It is required that all of the data be written out exactly.

▶ [Dataset items]

>>>>

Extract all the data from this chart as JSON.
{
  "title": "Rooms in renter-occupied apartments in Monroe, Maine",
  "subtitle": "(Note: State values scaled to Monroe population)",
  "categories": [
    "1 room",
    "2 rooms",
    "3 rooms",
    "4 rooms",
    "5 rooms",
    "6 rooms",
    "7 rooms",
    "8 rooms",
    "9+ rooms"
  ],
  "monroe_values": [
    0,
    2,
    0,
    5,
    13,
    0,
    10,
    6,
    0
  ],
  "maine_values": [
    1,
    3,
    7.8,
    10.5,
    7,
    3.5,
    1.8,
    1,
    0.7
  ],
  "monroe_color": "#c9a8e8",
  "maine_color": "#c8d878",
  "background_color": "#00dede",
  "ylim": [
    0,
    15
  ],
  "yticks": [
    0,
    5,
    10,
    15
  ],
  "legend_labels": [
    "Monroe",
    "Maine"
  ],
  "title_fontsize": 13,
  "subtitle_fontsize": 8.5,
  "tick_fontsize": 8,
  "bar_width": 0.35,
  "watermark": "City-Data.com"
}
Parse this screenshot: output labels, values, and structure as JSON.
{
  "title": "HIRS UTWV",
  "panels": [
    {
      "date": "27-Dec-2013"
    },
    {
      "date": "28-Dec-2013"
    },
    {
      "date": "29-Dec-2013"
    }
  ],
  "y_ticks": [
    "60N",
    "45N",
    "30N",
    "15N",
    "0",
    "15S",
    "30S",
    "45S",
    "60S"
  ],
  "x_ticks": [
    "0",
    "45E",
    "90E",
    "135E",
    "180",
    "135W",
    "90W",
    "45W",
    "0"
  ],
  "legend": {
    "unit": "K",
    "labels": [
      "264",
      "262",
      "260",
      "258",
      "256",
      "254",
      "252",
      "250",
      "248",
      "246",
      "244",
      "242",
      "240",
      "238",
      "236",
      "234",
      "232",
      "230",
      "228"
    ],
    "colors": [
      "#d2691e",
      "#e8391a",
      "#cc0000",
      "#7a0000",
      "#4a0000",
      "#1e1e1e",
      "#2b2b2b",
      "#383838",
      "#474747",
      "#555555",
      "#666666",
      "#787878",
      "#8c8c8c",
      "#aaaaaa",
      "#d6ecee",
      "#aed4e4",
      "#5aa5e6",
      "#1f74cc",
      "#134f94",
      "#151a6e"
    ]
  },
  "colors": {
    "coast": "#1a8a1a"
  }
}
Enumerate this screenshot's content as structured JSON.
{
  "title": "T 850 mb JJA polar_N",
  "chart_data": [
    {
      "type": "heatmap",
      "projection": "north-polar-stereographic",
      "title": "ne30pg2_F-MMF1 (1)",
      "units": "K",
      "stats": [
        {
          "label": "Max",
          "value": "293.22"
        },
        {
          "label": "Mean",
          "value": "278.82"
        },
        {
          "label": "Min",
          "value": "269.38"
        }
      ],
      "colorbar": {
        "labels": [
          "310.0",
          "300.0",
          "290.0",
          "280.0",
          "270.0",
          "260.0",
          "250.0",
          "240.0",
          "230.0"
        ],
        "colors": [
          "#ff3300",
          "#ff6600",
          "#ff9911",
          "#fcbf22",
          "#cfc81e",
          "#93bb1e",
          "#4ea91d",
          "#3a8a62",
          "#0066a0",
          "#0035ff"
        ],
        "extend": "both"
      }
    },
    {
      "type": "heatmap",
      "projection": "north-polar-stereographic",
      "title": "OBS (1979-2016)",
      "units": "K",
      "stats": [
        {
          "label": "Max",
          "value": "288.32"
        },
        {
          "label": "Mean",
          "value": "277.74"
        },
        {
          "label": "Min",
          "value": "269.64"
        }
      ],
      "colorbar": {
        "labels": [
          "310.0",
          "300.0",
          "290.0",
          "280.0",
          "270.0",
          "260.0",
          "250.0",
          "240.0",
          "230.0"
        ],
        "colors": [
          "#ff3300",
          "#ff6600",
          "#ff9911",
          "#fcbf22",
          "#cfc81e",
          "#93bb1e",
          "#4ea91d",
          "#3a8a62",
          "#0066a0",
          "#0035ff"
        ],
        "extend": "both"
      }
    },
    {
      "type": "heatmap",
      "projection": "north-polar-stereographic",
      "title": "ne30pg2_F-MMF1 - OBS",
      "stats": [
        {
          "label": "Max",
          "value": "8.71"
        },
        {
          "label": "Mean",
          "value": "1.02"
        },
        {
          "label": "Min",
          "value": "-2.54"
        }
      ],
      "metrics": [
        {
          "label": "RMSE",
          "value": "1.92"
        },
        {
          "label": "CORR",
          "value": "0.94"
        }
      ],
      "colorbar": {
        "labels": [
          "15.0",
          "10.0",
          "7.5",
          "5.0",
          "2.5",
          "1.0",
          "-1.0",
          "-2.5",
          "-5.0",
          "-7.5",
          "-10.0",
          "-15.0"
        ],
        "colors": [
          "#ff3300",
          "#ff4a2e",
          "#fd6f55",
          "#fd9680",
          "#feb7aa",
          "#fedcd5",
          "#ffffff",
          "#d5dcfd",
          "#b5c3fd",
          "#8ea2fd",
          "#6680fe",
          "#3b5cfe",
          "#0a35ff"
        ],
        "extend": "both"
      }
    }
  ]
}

<<<<

▶ [Result of the exercise]
Extract all the data from this chart as JSON.
{
  "title": "Rooms in renter-occupied apartments in Monroe, Maine",
  "subtitle": "(Note: State values scaled to Monroe population)",
  "categories": [
    "1 room",
    "2 rooms",
    "3 rooms",
    "4 rooms",
    "5 rooms",
    "6 rooms",
    "7 rooms",
    "8 rooms",
    "9+ rooms"
  ],
  "monroe_values": [
    0,
    2,
    0,
    5,
    13,
    0,
    10,
    6,
    0
  ],
  "maine_values": [
    1,
    3,
    7.8,
    10.5,
    7,
    3.5,
    1.8,
    1,
    0.7
  ],
  "monroe_color": "#c9a8e8",
  "maine_color": "#c8d878",
  "background_color": "#00dede",
  "ylim": [
    0,
    15
  ],
  "yticks": [
    0,
    5,
    10,
    15
  ],
  "legend_labels": [
    "Monroe",
    "Maine"
  ],
  "title_fontsize": 13,
  "subtitle_fontsize": 8.5,
  "tick_fontsize": 8,
  "bar_width": 0.35,
  "watermark": "City-Data.com"
}
Parse this screenshot: output labels, values, and structure as JSON.
{
  "title": "HIRS UTWV",
  "panels": [
    {
      "date": "27-Dec-2013"
    },
    {
      "date": "28-Dec-2013"
    },
    {
      "date": "29-Dec-2013"
    }
  ],
  "y_ticks": [
    "60N",
    "45N",
    "30N",
    "15N",
    "0",
    "15S",
    "30S",
    "45S",
    "60S"
  ],
  "x_ticks": [
    "0",
    "45E",
    "90E",
    "135E",
    "180",
    "135W",
    "90W",
    "45W",
    "0"
  ],
  "legend": {
    "unit": "K",
    "labels": [
      "264",
      "262",
      "260",
      "258",
      "256",
      "254",
      "252",
      "250",
      "248",
      "246",
      "244",
      "242",
      "240",
      "238",
      "236",
      "234",
      "232",
      "230",
      "228"
    ],
    "colors": [
      "#d2691e",
      "#e8391a",
      "#cc0000",
      "#7a0000",
      "#4a0000",
      "#1e1e1e",
      "#2b2b2b",
      "#383838",
      "#474747",
      "#555555",
      "#666666",
      "#787878",
      "#8c8c8c",
      "#aaaaaa",
      "#d6ecee",
      "#aed4e4",
      "#5aa5e6",
      "#1f74cc",
      "#134f94",
      "#151a6e"
    ]
  },
  "colors": {
    "coast": "#1a8a1a"
  }
}
Enumerate this screenshot's content as structured JSON.
{
  "title": "T 850 mb JJA polar_N",
  "chart_data": [
    {
      "type": "heatmap",
      "projection": "north-polar-stereographic",
      "title": "ne30pg2_F-MMF1 (1)",
      "units": "K",
      "stats": [
        {
          "label": "Max",
          "value": "293.22"
        },
        {
          "label": "Mean",
          "value": "278.82"
        },
        {
          "label": "Min",
          "value": "269.38"
        }
      ],
      "colorbar": {
        "labels": [
          "310.0",
          "300.0",
          "290.0",
          "280.0",
          "270.0",
          "260.0",
          "250.0",
          "240.0",
          "230.0"
        ],
        "colors": [
          "#ff3300",
          "#ff6600",
          "#ff9911",
          "#fcbf22",
          "#cfc81e",
          "#93bb1e",
          "#4ea91d",
          "#3a8a62",
          "#0066a0",
          "#0035ff"
        ],
        "extend": "both"
      }
    },
    {
      "type": "heatmap",
      "projection": "north-polar-stereographic",
      "title": "OBS (1979-2016)",
      "units": "K",
      "stats": [
        {
          "label": "Max",
          "value": "288.32"
        },
        {
          "label": "Mean",
          "value": "277.74"
        },
        {
          "label": "Min",
          "value": "269.64"
        }
      ],
      "colorbar": {
        "labels": [
          "310.0",
          "300.0",
          "290.0",
          "280.0",
          "270.0",
          "260.0",
          "250.0",
          "240.0",
          "230.0"
        ],
        "colors": [
          "#ff3300",
          "#ff6600",
          "#ff9911",
          "#fcbf22",
          "#cfc81e",
          "#93bb1e",
          "#4ea91d",
          "#3a8a62",
          "#0066a0",
          "#0035ff"
        ],
        "extend": "both"
      }
    },
    {
      "type": "heatmap",
      "projection": "north-polar-stereographic",
      "title": "ne30pg2_F-MMF1 - OBS",
      "stats": [
        {
          "label": "Max",
          "value": "8.71"
        },
        {
          "label": "Mean",
          "value": "1.02"
        },
        {
          "label": "Min",
          "value": "-2.54"
        }
      ],
      "metrics": [
        {
          "label": "RMSE",
          "value": "1.92"
        },
        {
          "label": "CORR",
          "value": "0.94"
        }
      ],
      "colorbar": {
        "labels": [
          "15.0",
          "10.0",
          "7.5",
          "5.0",
          "2.5",
          "1.0",
          "-1.0",
          "-2.5",
          "-5.0",
          "-7.5",
          "-10.0",
          "-15.0"
        ],
        "colors": [
          "#ff3300",
          "#ff4a2e",
          "#fd6f55",
          "#fd9680",
          "#feb7aa",
          "#fedcd5",
          "#ffffff",
          "#d5dcfd",
          "#b5c3fd",
          "#8ea2fd",
          "#6680fe",
          "#3b5cfe",
          "#0a35ff"
        ],
        "extend": "both"
      }
    }
  ]
}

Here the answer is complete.